-- start --

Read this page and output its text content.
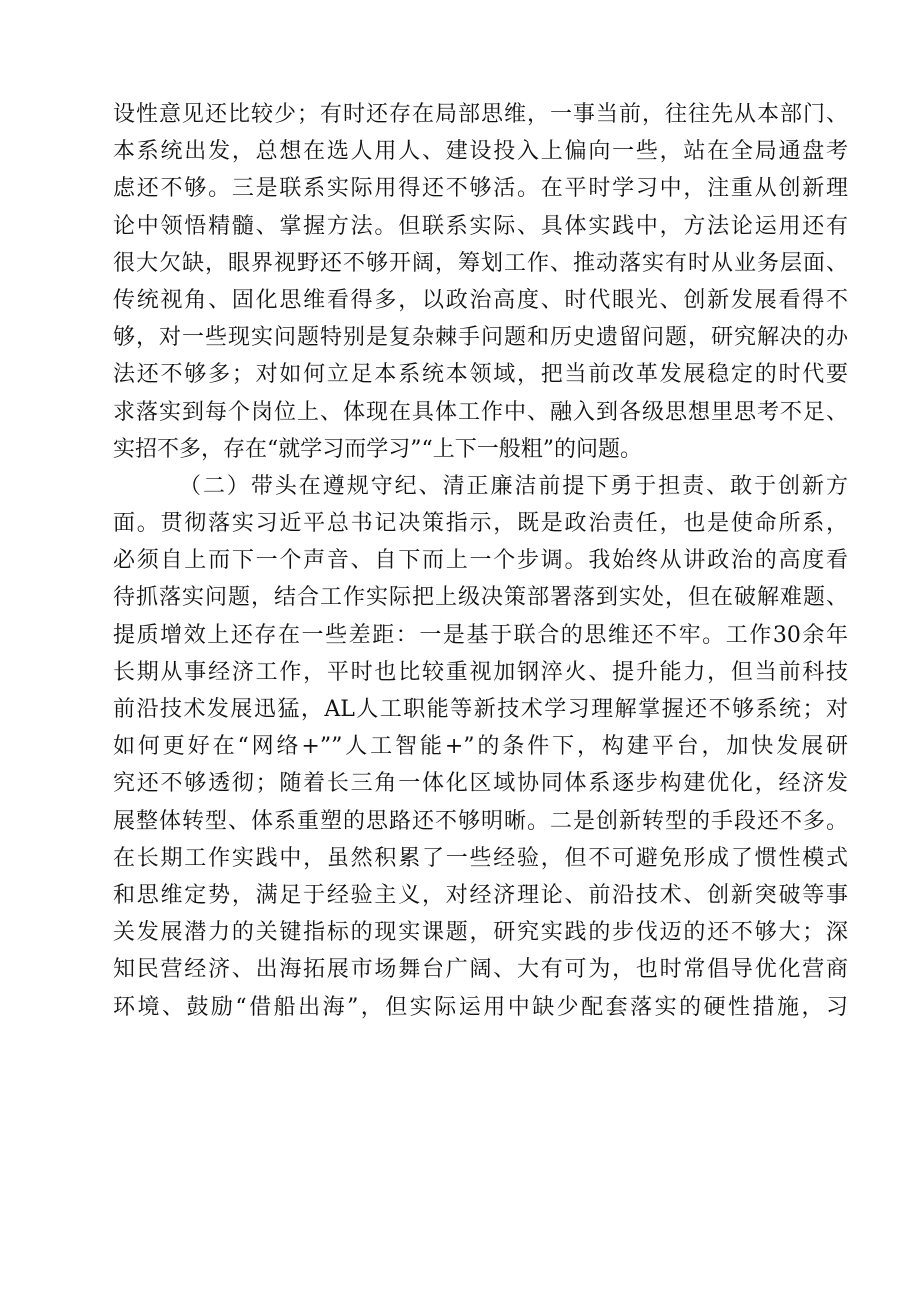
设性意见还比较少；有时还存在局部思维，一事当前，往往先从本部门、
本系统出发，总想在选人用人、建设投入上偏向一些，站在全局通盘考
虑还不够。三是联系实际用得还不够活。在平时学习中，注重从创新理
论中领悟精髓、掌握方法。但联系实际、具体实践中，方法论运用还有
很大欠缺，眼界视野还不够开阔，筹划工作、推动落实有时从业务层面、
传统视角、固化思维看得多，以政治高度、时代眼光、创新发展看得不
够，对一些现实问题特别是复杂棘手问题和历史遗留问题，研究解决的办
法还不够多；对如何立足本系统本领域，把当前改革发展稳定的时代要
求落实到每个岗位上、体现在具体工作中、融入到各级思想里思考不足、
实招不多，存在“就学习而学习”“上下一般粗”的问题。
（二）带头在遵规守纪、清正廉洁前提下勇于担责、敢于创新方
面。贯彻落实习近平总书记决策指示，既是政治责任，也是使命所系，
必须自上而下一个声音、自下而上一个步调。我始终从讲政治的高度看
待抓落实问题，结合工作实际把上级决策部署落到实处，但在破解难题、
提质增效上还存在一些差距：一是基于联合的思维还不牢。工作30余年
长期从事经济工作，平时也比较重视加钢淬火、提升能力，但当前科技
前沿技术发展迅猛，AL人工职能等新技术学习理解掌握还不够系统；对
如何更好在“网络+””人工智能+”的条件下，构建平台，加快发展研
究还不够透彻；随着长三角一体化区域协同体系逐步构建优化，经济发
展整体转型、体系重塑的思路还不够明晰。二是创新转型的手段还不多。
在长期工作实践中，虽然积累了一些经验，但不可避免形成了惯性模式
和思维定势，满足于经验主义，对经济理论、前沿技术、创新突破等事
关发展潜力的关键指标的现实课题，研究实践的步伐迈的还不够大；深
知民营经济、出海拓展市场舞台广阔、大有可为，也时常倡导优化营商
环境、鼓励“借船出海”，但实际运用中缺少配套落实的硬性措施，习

-- end --
-- start --

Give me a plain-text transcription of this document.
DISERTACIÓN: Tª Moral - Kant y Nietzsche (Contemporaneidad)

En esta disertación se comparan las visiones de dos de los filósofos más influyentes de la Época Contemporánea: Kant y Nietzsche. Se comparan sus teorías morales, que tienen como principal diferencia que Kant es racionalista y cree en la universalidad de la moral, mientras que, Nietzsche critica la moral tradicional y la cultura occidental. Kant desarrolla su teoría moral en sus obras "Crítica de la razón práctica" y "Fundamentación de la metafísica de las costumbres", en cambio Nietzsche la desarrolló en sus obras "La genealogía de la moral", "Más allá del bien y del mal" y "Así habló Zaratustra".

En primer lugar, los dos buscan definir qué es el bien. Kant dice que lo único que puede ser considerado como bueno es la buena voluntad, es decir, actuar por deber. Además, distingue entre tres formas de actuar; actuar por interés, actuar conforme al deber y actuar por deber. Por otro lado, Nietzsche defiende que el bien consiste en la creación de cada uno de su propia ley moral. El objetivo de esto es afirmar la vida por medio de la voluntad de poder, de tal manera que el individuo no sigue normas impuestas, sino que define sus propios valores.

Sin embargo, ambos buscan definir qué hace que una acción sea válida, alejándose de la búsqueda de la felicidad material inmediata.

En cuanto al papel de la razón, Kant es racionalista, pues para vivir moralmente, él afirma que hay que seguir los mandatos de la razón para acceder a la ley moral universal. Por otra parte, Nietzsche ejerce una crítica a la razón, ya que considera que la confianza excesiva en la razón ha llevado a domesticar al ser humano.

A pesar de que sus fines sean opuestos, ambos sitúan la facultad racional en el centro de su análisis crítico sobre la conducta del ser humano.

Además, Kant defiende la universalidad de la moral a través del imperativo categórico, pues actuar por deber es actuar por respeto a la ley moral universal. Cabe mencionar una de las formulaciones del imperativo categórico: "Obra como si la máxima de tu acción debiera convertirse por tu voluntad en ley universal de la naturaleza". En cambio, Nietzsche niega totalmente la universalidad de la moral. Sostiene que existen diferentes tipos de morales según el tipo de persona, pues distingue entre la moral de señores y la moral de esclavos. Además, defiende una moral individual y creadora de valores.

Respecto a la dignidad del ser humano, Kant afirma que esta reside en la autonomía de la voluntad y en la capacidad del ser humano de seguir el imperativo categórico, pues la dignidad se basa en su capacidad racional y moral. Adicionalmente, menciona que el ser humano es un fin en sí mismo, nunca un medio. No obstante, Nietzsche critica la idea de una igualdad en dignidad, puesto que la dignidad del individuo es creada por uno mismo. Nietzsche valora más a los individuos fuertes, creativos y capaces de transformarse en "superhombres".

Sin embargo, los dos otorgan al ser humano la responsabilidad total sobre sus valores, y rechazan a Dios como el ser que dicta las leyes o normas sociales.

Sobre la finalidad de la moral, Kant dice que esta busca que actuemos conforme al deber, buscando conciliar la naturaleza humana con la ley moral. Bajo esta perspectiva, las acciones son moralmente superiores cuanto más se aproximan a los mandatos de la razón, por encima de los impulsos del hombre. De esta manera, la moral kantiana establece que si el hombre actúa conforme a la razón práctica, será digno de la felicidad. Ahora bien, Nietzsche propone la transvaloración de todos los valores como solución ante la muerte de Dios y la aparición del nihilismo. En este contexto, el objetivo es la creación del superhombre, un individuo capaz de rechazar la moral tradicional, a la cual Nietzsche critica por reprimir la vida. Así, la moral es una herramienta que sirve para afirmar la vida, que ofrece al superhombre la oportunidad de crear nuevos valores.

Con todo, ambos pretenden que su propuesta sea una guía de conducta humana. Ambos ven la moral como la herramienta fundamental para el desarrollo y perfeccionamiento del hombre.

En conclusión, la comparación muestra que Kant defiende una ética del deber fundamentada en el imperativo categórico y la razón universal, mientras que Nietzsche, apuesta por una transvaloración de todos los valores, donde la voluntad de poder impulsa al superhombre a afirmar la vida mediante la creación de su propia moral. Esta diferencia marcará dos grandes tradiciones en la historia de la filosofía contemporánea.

-- end --
-- start --

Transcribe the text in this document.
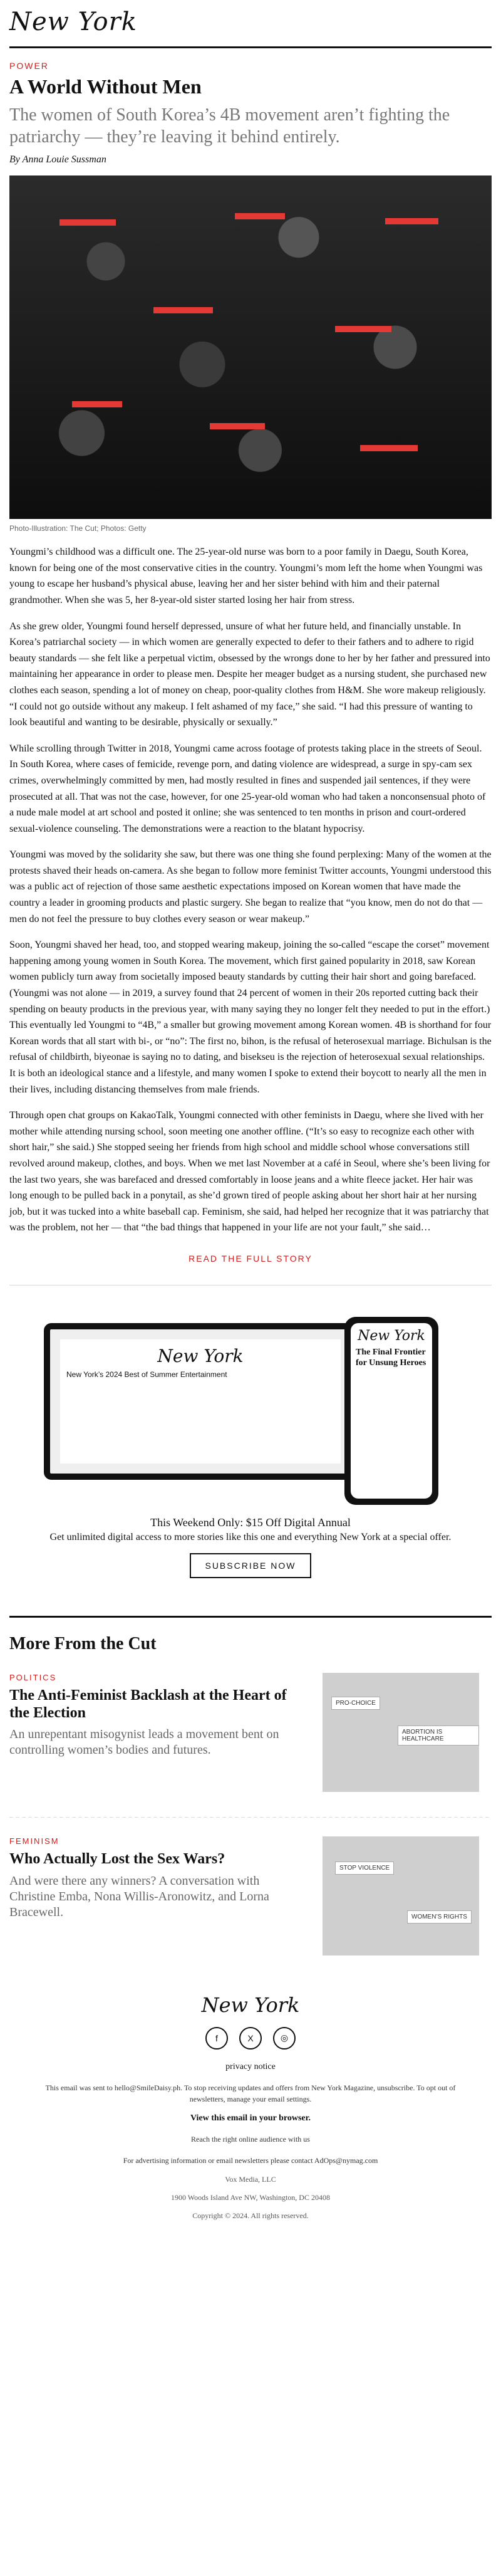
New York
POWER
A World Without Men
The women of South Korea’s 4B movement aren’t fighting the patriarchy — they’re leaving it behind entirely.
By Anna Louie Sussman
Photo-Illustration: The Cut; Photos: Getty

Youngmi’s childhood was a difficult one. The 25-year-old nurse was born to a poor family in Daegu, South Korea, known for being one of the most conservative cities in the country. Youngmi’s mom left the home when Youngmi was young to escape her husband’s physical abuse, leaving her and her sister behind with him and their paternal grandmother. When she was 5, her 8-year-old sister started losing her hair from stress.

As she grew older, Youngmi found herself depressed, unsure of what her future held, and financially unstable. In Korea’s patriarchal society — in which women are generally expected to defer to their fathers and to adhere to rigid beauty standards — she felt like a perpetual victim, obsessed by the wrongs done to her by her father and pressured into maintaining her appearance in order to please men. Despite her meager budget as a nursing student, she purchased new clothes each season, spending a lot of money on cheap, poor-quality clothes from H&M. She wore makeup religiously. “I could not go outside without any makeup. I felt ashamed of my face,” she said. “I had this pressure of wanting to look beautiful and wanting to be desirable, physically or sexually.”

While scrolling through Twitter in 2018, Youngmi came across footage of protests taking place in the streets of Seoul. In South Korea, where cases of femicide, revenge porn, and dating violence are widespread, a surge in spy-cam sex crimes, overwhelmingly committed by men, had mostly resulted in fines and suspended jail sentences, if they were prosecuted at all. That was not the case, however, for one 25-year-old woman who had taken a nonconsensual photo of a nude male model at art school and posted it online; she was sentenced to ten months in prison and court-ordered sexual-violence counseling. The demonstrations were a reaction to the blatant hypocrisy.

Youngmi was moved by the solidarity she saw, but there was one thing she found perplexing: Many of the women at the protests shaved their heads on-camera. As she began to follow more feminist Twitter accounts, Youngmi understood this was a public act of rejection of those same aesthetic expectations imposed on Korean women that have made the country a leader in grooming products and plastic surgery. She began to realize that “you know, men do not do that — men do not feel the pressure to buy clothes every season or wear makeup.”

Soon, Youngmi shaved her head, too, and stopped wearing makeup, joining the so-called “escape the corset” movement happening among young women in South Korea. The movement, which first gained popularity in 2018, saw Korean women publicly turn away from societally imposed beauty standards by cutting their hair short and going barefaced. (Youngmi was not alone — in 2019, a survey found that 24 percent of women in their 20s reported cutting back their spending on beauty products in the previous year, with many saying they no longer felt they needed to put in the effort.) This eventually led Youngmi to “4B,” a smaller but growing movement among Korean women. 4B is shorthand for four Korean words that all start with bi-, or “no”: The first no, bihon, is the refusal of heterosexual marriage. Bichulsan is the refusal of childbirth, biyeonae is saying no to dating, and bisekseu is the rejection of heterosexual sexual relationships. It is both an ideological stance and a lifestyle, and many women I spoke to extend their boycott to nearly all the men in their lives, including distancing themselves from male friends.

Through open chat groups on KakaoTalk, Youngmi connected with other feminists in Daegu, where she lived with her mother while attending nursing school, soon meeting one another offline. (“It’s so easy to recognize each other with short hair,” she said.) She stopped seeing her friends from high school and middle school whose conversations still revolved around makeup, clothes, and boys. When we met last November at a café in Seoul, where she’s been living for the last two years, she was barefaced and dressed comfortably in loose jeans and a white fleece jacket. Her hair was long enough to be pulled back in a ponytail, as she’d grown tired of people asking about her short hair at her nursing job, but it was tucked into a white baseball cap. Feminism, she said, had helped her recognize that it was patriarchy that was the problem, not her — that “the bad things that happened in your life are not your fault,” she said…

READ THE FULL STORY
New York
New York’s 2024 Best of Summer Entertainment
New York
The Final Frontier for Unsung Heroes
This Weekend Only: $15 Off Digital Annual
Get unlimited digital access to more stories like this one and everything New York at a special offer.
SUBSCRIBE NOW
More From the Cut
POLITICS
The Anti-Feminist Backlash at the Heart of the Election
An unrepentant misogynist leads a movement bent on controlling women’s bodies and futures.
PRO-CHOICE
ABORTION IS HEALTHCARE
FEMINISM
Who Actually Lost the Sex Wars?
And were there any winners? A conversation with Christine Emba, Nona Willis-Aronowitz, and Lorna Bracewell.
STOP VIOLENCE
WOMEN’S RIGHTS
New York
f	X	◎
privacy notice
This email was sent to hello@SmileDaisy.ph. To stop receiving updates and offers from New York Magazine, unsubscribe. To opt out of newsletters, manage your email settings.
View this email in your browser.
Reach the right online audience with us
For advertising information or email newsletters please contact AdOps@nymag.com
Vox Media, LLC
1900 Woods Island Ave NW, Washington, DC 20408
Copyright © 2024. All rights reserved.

-- end --

Problem description
In the records above, locate the lines holding the word "mandatos". Copy each of them.

The answer
En cuanto al papel de la razón, Kant es racionalista, pues para vivir moralmente, él afirma que hay que seguir los mandatos de la razón para acceder a la ley moral universal. Por otra parte, Nietzsche ejerce una crítica a la razón, ya que considera que la confianza excesiva en la razón ha llevado a domesticar al ser humano.
Sobre la finalidad de la moral, Kant dice que esta busca que actuemos conforme al deber, buscando conciliar la naturaleza humana con la ley moral. Bajo esta perspectiva, las acciones son moralmente superiores cuanto más se aproximan a los mandatos de la razón, por encima de los impulsos del hombre. De esta manera, la moral kantiana establece que si el hombre actúa conforme a la razón práctica, será digno de la felicidad. Ahora bien, Nietzsche propone la transvaloración de todos los valores como solución ante la muerte de Dios y la aparición del nihilismo. En este contexto, el objetivo es la creación del superhombre, un individuo capaz de rechazar la moral tradicional, a la cual Nietzsche critica por reprimir la vida. Así, la moral es una herramienta que sirve para afirmar la vida, que ofrece al superhombre la oportunidad de crear nuevos valores.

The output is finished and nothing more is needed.